> _DOCUMENT TEXT_:
· · · · ·

General characteristics
- Class & type: Admiralty W-class destroyer
- Displacement: 1,100 tons
- Length: 312 ft (95.1 m) oa; 300 ft (91.4 m) pp;
- Beam: 29 ft 6 in (9.0 m)
- Draught: 9 ft (2.7 m) standard; 13 ft 11 in (4.2 m) maximum;
- Propulsion: 3 Yarrow type Water-tube boilers, Brown-Curtis steam turbines, 2 shafts, 27,000 shp (20,000 kW)
- Speed: 34 knots (63 km/h)
- Complement: 110
- Armament: 4 × QF 4 in (102 mm) L/45 Mark V guns, mounting P Mk. I; 2 × QF 2 pdr pom-pom Mk. II; 2 × Triple tubes for 21 in (533 mm) torpedoes;

= HMS Warwick (D25) =

Destroyer of the Royal Navy

HMS Warwick (D25) was an Admiralty W-class destroyer built in 1917. She saw service in both the First and Second World Wars, before being torpedoed and sunk in February 1944.

==Construction and design==
On 9 December 1916, the British Admiralty placed an order for 21 large destroyers based on the V class, which became the Admiralty W class. Of these ships, two, Warwick and were to be built by the Tyneside shipbuilder Hawthorn Leslie & Company.

· · · · ·

> _EXTRACTED ENTRIES_:
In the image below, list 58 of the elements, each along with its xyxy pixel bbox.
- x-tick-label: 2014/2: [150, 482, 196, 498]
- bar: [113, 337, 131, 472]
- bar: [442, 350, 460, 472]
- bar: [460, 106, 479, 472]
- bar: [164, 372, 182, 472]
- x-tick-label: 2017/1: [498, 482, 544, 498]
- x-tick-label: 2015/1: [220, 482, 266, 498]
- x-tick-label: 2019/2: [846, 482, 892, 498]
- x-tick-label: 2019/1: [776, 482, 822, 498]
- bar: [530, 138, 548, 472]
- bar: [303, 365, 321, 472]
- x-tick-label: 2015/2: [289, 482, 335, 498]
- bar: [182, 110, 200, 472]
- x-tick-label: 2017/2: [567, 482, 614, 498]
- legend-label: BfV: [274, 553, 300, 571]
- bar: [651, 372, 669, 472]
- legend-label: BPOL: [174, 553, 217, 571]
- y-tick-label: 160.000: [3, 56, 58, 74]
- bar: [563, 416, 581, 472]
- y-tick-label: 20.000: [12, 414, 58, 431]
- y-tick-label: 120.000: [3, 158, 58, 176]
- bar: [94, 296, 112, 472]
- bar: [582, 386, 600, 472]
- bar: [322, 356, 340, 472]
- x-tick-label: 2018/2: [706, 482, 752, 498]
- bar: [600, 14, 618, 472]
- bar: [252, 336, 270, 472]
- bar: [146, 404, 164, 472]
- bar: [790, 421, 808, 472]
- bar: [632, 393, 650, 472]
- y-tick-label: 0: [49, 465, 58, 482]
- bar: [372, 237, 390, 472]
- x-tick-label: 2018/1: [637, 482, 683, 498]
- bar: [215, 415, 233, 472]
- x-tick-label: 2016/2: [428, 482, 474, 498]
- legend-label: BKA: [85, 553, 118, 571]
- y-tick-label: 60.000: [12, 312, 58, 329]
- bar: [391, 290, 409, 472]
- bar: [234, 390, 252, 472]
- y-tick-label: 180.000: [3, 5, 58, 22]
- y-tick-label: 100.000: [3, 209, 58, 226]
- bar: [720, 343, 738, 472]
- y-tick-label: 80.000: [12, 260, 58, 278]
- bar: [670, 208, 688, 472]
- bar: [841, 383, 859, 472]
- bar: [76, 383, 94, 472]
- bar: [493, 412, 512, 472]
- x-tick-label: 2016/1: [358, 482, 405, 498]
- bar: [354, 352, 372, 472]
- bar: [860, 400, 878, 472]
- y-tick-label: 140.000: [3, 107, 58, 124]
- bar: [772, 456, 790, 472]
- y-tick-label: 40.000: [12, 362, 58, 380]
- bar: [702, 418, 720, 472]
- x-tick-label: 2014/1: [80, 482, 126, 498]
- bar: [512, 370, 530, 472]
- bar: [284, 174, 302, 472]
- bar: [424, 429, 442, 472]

· · · · ·

> _WHAT THIS EXERCISE ASKS_:
• A. Answer the following questions from the HMS Warwick text, one line each:
(i) What displacement does the text give for the ship?
(ii) On what date did the British Admiralty place the order for the Admiralty W class?
(iii) Which shipbuilder was to build Warwick?
• B. Decide whether each statement agrees with the HMS Warwick text, and support each judgment with a quotation from the text:
(i) Warwick was sunk by gunfire in 1944.
(ii) The ship's listed speed is 34 knots.
(iii) The Admiralty W class was based on the V class.
• C. Resume the HMS Warwick text after its final sentence.

> _RESPONSES FOR EACH TASK_:
• A.
(i) 1,100 tons
(ii) 9 December 1916
(iii) Hawthorn Leslie & Company, of Tyneside

• B.
(i) No: "before being torpedoed and sunk in February 1944"
(ii) Yes: "Speed: 34 knots (63 km/h)"
(iii) Yes: "an order for 21 large destroyers based on the V class, which became the Admiralty W class"

• C.
Warwick was 312 ft long overall and 300 ft between perpendiculars, with a beam of 26 ft 6 in and a draught of between 10 ft 9 in and 11 ft 11+1/2 in depending on load. Displacement was 1100 LT standard, and up to 1490 LT deep load. Three oil-fed Yarrow boilers raising steam at 250 psi fed Brown-Curtis geared steam turbines which developed 27,000 shp, driving two screws for a maximum designed speed of 34 kn. The ship carried 368 LT of oil giving a range of 3500 nmi at 15 kn.

Warwicks main gun armament consisted of four 4-inch Mk V QF guns in four single mounts on the ship's centerline. These were disposed as two forward and two aft in superimposed firing positions. A single QF 3-inch (76 mm) 20 cwt anti-aircraft gun was mounted aft of the second funnel. Aft of the 3-inch gun, she carried six 21-inch torpedo tubes mounted in two triple mounts on the center-line. Warwick was one of 13 V and W-class destroyers converted for minelaying during the First World War, with rails for up to 66 mines fitted.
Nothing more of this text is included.